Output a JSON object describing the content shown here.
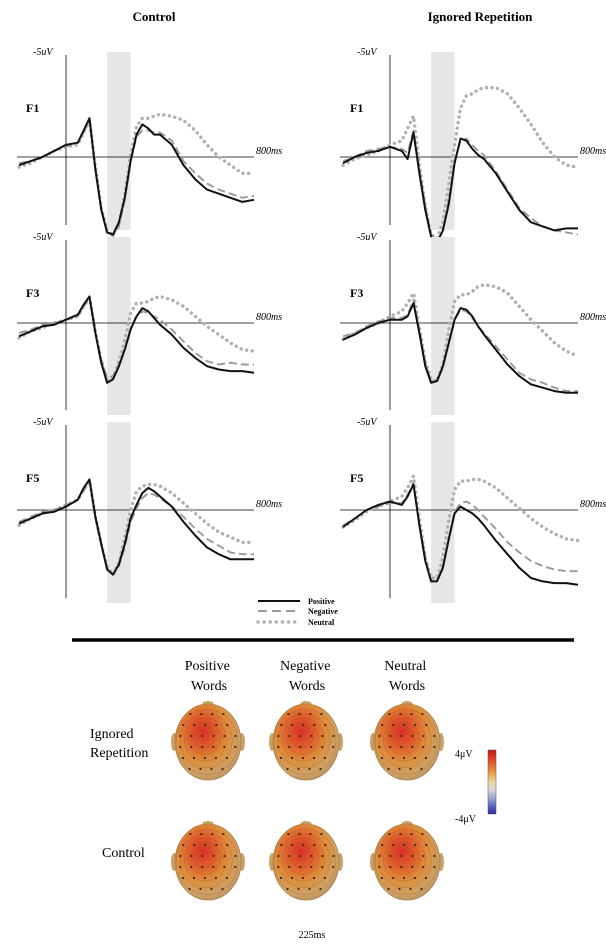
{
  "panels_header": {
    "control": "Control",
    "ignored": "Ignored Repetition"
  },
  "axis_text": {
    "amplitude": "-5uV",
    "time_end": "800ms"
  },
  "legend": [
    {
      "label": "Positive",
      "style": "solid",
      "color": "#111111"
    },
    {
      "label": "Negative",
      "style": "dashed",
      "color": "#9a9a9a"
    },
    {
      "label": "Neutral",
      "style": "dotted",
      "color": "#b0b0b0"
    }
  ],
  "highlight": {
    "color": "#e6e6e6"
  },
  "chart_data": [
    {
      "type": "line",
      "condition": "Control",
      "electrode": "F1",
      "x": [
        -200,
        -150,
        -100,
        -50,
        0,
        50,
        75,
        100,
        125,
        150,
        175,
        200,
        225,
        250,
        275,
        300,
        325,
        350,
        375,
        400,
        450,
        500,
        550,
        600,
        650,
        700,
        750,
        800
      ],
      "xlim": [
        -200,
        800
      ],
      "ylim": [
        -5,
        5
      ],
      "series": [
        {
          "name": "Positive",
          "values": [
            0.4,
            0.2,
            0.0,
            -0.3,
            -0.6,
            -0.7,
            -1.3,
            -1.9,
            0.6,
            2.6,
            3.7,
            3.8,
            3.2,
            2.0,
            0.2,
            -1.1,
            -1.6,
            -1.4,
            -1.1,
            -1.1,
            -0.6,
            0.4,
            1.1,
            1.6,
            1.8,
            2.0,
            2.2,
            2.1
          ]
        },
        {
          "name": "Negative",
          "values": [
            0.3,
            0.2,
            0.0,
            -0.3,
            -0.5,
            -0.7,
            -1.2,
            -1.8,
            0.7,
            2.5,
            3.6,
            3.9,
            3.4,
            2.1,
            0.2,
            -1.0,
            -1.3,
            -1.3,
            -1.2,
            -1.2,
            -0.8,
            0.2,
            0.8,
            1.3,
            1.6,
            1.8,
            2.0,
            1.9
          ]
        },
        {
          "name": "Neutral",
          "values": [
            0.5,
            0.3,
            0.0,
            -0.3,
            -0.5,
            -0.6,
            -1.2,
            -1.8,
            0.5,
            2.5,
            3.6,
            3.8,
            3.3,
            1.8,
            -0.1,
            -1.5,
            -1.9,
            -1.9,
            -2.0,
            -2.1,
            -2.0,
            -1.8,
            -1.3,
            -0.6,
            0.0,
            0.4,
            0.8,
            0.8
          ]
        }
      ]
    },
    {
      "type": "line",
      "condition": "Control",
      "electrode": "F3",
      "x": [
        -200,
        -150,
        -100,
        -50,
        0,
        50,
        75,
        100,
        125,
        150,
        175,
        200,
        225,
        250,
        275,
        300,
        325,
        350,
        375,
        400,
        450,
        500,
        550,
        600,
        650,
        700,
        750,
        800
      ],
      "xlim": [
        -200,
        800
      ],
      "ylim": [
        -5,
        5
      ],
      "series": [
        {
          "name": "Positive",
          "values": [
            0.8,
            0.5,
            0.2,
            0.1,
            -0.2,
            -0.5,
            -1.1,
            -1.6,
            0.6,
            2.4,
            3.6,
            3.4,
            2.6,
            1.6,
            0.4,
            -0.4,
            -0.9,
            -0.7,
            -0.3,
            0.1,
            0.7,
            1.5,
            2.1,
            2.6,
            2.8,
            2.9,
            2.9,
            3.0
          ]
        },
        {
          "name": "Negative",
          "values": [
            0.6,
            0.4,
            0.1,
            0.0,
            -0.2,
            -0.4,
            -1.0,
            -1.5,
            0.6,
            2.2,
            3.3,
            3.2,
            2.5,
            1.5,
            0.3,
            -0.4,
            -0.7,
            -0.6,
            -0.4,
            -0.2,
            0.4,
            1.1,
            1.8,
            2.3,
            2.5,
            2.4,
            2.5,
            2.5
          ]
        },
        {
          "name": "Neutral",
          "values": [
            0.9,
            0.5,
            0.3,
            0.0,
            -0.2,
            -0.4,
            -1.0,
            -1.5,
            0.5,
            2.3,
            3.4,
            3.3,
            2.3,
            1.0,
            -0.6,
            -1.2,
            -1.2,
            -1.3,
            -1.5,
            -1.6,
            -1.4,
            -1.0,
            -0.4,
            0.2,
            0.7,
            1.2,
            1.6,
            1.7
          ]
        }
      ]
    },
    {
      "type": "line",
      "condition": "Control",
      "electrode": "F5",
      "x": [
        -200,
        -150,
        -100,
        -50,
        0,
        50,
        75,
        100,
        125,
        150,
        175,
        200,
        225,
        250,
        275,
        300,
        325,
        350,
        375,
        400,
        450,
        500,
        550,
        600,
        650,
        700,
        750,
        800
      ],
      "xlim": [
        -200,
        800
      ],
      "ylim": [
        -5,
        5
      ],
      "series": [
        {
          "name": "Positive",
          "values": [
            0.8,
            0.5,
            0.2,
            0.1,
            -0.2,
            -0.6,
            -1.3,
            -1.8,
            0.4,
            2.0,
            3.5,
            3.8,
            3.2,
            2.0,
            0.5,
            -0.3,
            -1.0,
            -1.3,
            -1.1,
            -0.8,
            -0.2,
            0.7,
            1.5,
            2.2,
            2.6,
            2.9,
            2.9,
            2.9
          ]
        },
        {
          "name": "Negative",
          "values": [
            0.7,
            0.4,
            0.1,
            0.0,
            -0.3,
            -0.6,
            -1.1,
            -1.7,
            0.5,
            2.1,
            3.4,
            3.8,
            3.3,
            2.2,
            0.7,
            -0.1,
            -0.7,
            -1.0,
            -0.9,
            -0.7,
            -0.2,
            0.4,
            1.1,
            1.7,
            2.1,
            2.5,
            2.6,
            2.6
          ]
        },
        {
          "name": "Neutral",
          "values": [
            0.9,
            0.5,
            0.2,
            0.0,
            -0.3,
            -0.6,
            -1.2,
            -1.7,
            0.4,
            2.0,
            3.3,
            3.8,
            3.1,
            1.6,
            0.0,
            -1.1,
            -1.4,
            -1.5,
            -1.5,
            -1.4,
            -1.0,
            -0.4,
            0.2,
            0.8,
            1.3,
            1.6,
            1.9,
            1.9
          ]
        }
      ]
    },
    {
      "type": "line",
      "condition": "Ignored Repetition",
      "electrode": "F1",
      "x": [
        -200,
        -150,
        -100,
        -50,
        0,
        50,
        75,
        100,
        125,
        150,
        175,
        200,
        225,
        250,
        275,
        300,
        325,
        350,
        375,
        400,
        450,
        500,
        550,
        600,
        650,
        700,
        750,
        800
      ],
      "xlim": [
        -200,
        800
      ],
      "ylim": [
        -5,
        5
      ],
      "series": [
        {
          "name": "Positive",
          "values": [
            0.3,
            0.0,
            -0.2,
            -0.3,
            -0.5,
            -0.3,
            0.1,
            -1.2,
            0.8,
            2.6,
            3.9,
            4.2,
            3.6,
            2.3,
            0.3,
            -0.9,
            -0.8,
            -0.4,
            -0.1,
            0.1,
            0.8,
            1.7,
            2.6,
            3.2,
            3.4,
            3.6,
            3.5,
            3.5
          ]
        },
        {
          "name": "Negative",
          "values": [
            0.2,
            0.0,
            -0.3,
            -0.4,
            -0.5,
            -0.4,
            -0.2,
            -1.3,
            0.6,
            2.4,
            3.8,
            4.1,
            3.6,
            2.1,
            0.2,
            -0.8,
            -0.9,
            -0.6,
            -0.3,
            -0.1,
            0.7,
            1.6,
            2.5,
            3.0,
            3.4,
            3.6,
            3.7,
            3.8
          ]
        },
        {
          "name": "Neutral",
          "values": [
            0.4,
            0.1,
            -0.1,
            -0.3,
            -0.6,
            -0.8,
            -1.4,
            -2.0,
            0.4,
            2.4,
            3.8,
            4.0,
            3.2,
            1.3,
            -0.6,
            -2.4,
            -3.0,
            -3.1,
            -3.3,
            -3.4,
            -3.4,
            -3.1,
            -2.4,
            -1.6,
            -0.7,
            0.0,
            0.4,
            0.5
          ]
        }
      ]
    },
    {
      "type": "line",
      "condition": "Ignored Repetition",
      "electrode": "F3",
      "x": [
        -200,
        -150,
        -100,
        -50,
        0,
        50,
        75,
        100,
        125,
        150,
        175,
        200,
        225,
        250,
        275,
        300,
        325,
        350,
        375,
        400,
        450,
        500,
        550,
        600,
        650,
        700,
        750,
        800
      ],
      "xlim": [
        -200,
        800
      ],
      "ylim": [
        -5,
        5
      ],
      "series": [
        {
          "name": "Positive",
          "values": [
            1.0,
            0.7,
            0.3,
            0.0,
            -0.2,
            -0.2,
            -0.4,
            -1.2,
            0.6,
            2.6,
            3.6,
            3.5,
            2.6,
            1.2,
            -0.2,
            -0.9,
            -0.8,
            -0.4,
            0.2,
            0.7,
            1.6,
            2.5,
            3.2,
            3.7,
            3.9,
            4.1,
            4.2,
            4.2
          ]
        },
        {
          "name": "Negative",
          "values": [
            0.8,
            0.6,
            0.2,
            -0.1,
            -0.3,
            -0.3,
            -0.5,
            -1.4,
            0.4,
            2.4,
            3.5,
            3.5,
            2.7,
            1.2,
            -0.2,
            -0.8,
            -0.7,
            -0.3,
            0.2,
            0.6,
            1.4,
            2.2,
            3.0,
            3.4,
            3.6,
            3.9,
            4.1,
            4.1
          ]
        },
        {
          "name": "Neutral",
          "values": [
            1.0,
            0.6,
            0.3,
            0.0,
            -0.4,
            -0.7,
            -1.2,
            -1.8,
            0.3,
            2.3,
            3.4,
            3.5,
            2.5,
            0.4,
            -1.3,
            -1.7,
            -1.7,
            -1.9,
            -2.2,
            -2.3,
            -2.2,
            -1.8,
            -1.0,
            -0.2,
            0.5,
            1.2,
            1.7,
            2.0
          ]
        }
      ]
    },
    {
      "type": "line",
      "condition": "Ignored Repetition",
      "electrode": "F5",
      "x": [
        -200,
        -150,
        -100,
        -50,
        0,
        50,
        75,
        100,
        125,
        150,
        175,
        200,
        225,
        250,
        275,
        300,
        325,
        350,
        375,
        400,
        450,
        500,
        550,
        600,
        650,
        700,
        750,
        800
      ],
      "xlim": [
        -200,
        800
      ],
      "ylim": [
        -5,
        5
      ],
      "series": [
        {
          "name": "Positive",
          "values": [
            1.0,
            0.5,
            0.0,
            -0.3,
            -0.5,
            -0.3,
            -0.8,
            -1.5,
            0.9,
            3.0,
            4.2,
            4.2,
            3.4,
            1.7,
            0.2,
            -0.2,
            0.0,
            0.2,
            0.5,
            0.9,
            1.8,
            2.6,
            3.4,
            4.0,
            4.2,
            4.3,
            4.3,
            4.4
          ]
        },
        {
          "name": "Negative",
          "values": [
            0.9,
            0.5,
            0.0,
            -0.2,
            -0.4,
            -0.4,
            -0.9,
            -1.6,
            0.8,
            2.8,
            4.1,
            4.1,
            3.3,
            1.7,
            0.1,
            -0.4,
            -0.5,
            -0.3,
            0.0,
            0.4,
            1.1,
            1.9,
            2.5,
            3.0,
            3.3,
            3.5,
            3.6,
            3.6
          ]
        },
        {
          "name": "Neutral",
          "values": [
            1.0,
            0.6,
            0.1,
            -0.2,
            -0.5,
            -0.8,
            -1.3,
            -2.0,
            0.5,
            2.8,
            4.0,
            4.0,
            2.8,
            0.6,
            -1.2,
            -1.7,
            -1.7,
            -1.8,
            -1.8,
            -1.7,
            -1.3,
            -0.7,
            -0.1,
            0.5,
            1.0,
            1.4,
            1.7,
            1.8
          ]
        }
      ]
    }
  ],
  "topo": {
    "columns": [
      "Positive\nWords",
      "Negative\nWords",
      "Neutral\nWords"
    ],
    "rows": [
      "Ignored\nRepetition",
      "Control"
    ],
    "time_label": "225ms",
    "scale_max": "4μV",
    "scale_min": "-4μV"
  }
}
====
• [TASK GOAL]: For each line of the entries that includes "color", show that line.

• [COMPLETE ANSWER]:
      "color": "#111111"
      "color": "#9a9a9a"
      "color": "#b0b0b0"
    "color": "#e6e6e6"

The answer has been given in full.